-- begin --

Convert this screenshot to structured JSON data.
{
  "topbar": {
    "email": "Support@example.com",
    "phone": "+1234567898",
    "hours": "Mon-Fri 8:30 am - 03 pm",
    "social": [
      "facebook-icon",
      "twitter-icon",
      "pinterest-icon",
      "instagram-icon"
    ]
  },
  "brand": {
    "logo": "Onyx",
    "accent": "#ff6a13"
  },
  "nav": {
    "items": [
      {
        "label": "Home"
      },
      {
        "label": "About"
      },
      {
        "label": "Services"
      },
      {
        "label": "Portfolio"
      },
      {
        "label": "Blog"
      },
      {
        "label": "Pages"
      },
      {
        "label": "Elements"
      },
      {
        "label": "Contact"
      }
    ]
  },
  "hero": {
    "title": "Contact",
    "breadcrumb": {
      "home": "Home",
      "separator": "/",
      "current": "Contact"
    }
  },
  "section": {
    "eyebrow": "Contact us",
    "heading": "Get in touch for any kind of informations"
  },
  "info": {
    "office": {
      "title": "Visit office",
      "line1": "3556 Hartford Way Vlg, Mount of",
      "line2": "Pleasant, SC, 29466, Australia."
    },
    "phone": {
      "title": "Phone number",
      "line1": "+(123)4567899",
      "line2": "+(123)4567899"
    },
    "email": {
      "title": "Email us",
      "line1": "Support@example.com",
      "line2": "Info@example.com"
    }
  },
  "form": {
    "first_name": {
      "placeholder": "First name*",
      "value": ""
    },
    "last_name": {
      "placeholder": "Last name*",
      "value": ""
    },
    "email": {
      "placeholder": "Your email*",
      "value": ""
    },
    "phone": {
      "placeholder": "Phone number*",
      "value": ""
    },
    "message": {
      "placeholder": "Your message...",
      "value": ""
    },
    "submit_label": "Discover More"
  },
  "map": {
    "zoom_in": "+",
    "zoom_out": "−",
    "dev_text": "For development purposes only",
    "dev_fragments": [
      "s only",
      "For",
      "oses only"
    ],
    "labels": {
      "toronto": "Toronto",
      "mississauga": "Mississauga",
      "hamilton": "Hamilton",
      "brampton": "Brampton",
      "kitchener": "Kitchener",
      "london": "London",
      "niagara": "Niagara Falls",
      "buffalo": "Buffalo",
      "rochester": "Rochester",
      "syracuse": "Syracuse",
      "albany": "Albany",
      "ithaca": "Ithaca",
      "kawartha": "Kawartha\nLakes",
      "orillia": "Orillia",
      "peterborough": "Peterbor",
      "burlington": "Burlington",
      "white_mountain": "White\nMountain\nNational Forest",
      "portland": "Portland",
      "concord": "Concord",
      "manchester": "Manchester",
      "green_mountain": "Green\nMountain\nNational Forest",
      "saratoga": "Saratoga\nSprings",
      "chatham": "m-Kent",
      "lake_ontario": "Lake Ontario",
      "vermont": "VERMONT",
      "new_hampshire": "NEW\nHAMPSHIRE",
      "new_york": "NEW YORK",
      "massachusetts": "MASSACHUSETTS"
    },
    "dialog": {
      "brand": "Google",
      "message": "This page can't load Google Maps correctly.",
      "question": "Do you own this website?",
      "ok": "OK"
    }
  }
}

-- end --

Each record should come back exactly as written.

Convert this screenshot to structured JSON data.
{
  "topbar": {
    "email": "Support@example.com",
    "phone": "+1234567898",
    "hours": "Mon-Fri 8:30 am - 03 pm",
    "social": [
      "facebook-icon",
      "twitter-icon",
      "pinterest-icon",
      "instagram-icon"
    ]
  },
  "brand": {
    "logo": "Onyx",
    "accent": "#ff6a13"
  },
  "nav": {
    "items": [
      {
        "label": "Home"
      },
      {
        "label": "About"
      },
      {
        "label": "Services"
      },
      {
        "label": "Portfolio"
      },
      {
        "label": "Blog"
      },
      {
        "label": "Pages"
      },
      {
        "label": "Elements"
      },
      {
        "label": "Contact"
      }
    ]
  },
  "hero": {
    "title": "Contact",
    "breadcrumb": {
      "home": "Home",
      "separator": "/",
      "current": "Contact"
    }
  },
  "section": {
    "eyebrow": "Contact us",
    "heading": "Get in touch for any kind of informations"
  },
  "info": {
    "office": {
      "title": "Visit office",
      "line1": "3556 Hartford Way Vlg, Mount of",
      "line2": "Pleasant, SC, 29466, Australia."
    },
    "phone": {
      "title": "Phone number",
      "line1": "+(123)4567899",
      "line2": "+(123)4567899"
    },
    "email": {
      "title": "Email us",
      "line1": "Support@example.com",
      "line2": "Info@example.com"
    }
  },
  "form": {
    "first_name": {
      "placeholder": "First name*",
      "value": ""
    },
    "last_name": {
      "placeholder": "Last name*",
      "value": ""
    },
    "email": {
      "placeholder": "Your email*",
      "value": ""
    },
    "phone": {
      "placeholder": "Phone number*",
      "value": ""
    },
    "message": {
      "placeholder": "Your message...",
      "value": ""
    },
    "submit_label": "Discover More"
  },
  "map": {
    "zoom_in": "+",
    "zoom_out": "−",
    "dev_text": "For development purposes only",
    "dev_fragments": [
      "s only",
      "For",
      "oses only"
    ],
    "labels": {
      "toronto": "Toronto",
      "mississauga": "Mississauga",
      "hamilton": "Hamilton",
      "brampton": "Brampton",
      "kitchener": "Kitchener",
      "london": "London",
      "niagara": "Niagara Falls",
      "buffalo": "Buffalo",
      "rochester": "Rochester",
      "syracuse": "Syracuse",
      "albany": "Albany",
      "ithaca": "Ithaca",
      "kawartha": "Kawartha\nLakes",
      "orillia": "Orillia",
      "peterborough": "Peterbor",
      "burlington": "Burlington",
      "white_mountain": "White\nMountain\nNational Forest",
      "portland": "Portland",
      "concord": "Concord",
      "manchester": "Manchester",
      "green_mountain": "Green\nMountain\nNational Forest",
      "saratoga": "Saratoga\nSprings",
      "chatham": "m-Kent",
      "lake_ontario": "Lake Ontario",
      "vermont": "VERMONT",
      "new_hampshire": "NEW\nHAMPSHIRE",
      "new_york": "NEW YORK",
      "massachusetts": "MASSACHUSETTS"
    },
    "dialog": {
      "brand": "Google",
      "message": "This page can't load Google Maps correctly.",
      "question": "Do you own this website?",
      "ok": "OK"
    }
  }
}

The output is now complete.